* REQUEST
Transcribe the data that follows precisely, omitting nothing.

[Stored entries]
* BEGIN *
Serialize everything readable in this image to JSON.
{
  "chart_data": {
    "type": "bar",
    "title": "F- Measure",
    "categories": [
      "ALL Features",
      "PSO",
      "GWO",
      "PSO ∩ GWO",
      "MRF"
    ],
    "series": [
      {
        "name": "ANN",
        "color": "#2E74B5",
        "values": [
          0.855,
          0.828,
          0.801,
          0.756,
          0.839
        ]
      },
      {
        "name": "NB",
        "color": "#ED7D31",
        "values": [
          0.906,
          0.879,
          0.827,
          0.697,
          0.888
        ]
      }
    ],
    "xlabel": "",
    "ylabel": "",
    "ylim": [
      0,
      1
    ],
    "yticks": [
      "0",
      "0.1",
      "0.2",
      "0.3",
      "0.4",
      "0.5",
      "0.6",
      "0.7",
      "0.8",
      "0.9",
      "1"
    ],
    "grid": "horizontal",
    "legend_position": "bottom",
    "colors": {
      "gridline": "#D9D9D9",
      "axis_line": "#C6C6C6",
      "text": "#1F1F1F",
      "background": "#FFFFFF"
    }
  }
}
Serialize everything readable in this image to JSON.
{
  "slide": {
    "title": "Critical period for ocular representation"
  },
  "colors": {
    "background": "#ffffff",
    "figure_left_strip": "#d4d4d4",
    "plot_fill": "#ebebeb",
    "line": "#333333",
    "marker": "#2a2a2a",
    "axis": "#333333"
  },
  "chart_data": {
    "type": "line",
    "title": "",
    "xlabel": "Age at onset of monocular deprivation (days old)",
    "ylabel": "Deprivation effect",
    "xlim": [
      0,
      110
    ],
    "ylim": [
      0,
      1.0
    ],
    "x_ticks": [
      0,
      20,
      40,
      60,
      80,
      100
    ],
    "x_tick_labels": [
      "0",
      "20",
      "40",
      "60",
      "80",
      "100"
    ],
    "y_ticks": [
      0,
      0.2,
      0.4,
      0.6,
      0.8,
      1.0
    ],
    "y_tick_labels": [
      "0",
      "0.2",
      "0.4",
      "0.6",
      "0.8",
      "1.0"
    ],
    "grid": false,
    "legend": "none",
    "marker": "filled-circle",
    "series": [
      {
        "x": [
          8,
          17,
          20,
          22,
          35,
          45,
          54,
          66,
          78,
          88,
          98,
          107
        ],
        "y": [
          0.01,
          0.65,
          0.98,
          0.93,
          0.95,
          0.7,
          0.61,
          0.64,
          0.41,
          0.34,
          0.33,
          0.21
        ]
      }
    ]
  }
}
* END *
* ANSWER FOR THE TASK
Serialize everything readable in this image to JSON.
{
  "chart_data": {
    "type": "bar",
    "title": "F- Measure",
    "categories": [
      "ALL Features",
      "PSO",
      "GWO",
      "PSO ∩ GWO",
      "MRF"
    ],
    "series": [
      {
        "name": "ANN",
        "color": "#2E74B5",
        "values": [
          0.855,
          0.828,
          0.801,
          0.756,
          0.839
        ]
      },
      {
        "name": "NB",
        "color": "#ED7D31",
        "values": [
          0.906,
          0.879,
          0.827,
          0.697,
          0.888
        ]
      }
    ],
    "xlabel": "",
    "ylabel": "",
    "ylim": [
      0,
      1
    ],
    "yticks": [
      "0",
      "0.1",
      "0.2",
      "0.3",
      "0.4",
      "0.5",
      "0.6",
      "0.7",
      "0.8",
      "0.9",
      "1"
    ],
    "grid": "horizontal",
    "legend_position": "bottom",
    "colors": {
      "gridline": "#D9D9D9",
      "axis_line": "#C6C6C6",
      "text": "#1F1F1F",
      "background": "#FFFFFF"
    }
  }
}
Serialize everything readable in this image to JSON.
{
  "slide": {
    "title": "Critical period for ocular representation"
  },
  "colors": {
    "background": "#ffffff",
    "figure_left_strip": "#d4d4d4",
    "plot_fill": "#ebebeb",
    "line": "#333333",
    "marker": "#2a2a2a",
    "axis": "#333333"
  },
  "chart_data": {
    "type": "line",
    "title": "",
    "xlabel": "Age at onset of monocular deprivation (days old)",
    "ylabel": "Deprivation effect",
    "xlim": [
      0,
      110
    ],
    "ylim": [
      0,
      1.0
    ],
    "x_ticks": [
      0,
      20,
      40,
      60,
      80,
      100
    ],
    "x_tick_labels": [
      "0",
      "20",
      "40",
      "60",
      "80",
      "100"
    ],
    "y_ticks": [
      0,
      0.2,
      0.4,
      0.6,
      0.8,
      1.0
    ],
    "y_tick_labels": [
      "0",
      "0.2",
      "0.4",
      "0.6",
      "0.8",
      "1.0"
    ],
    "grid": false,
    "legend": "none",
    "marker": "filled-circle",
    "series": [
      {
        "x": [
          8,
          17,
          20,
          22,
          35,
          45,
          54,
          66,
          78,
          88,
          98,
          107
        ],
        "y": [
          0.01,
          0.65,
          0.98,
          0.93,
          0.95,
          0.7,
          0.61,
          0.64,
          0.41,
          0.34,
          0.33,
          0.21
        ]
      }
    ]
  }
}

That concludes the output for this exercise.